Required work: Extract every line of the material that holds the string "Mise".

..............................

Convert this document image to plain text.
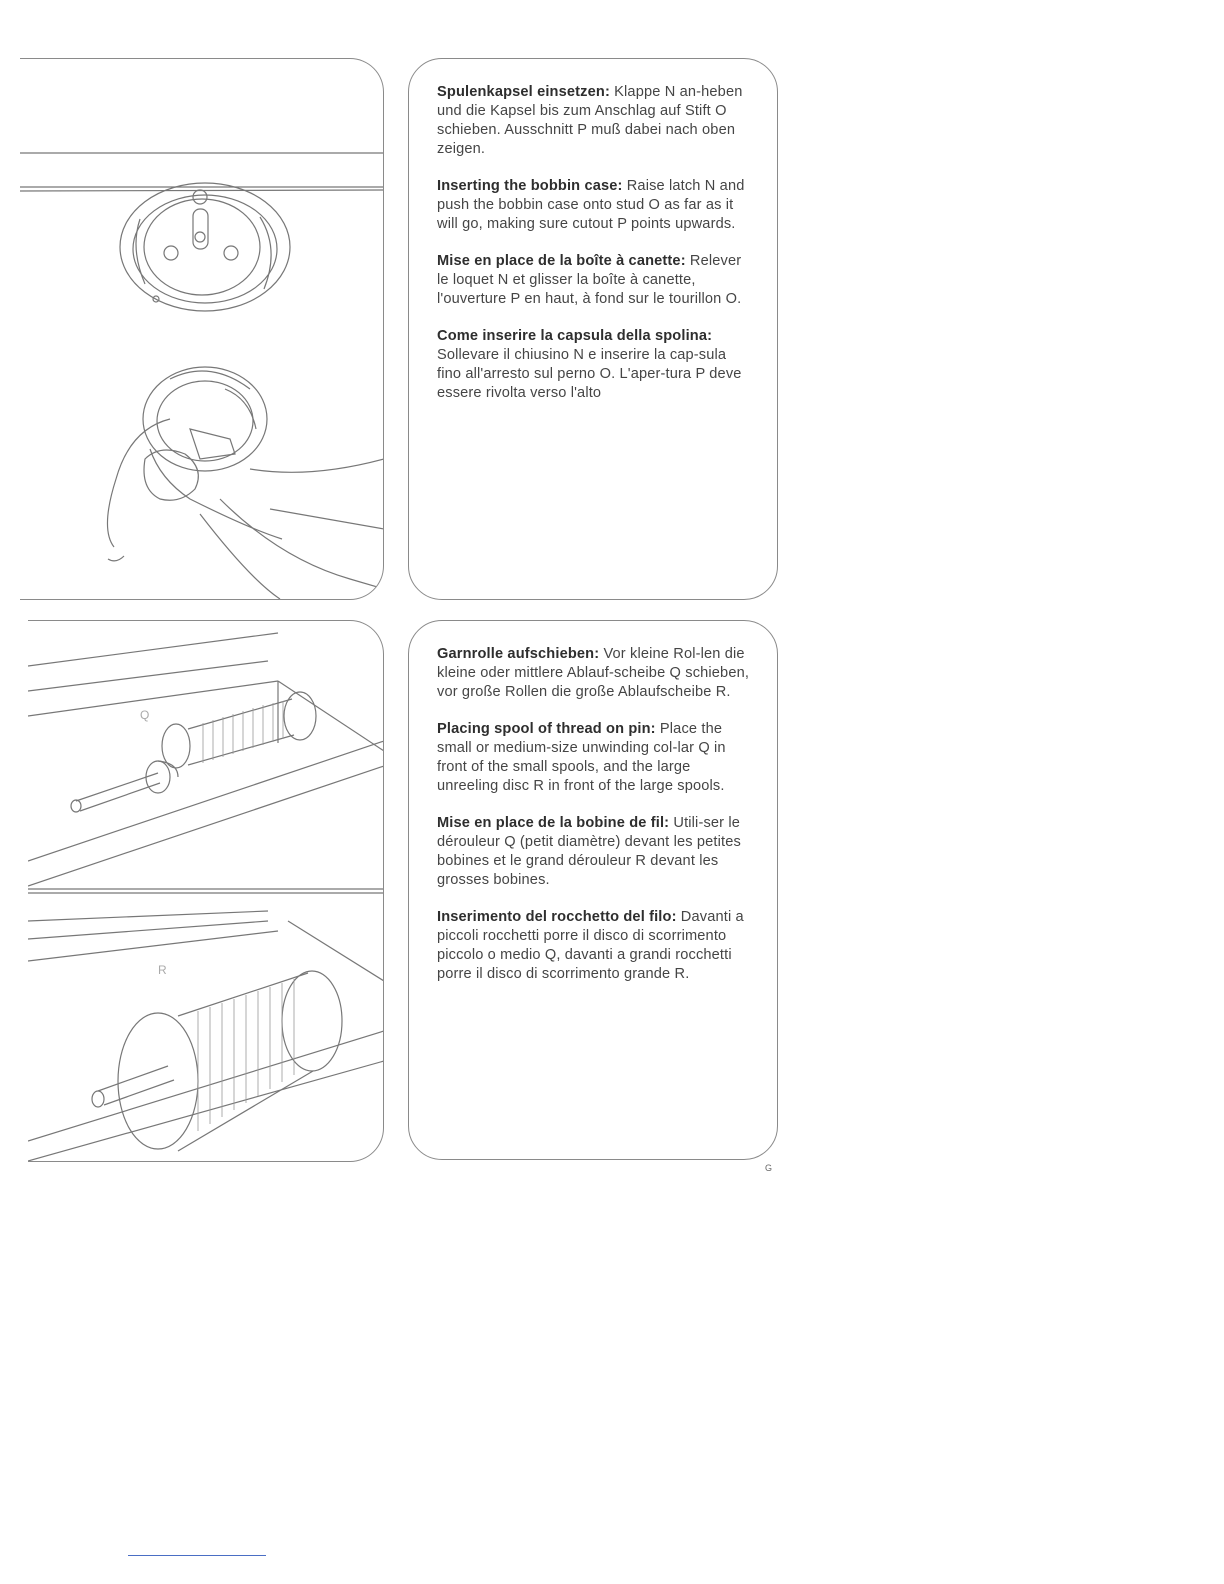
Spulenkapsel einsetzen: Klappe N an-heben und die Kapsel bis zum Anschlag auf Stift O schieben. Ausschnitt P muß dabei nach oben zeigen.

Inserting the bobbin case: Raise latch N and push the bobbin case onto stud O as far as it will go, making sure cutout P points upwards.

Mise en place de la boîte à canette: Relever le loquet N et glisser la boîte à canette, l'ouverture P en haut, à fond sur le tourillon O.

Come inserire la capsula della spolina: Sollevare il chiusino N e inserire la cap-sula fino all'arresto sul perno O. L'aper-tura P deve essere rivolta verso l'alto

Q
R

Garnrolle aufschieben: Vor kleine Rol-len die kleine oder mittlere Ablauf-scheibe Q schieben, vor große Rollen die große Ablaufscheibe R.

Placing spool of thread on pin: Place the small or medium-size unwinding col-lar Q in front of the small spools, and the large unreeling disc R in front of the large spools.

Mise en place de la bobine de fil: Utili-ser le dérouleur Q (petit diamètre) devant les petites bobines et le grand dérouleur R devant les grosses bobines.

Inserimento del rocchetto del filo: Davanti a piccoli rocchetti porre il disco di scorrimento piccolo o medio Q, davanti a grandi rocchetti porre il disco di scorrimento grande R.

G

..............................

Solution for this task:
Mise en place de la boîte à canette: Relever le loquet N et glisser la boîte à canette, l'ouverture P en haut, à fond sur le tourillon O.
Mise en place de la bobine de fil: Utili-ser le dérouleur Q (petit diamètre) devant les petites bobines et le grand dérouleur R devant les grosses bobines.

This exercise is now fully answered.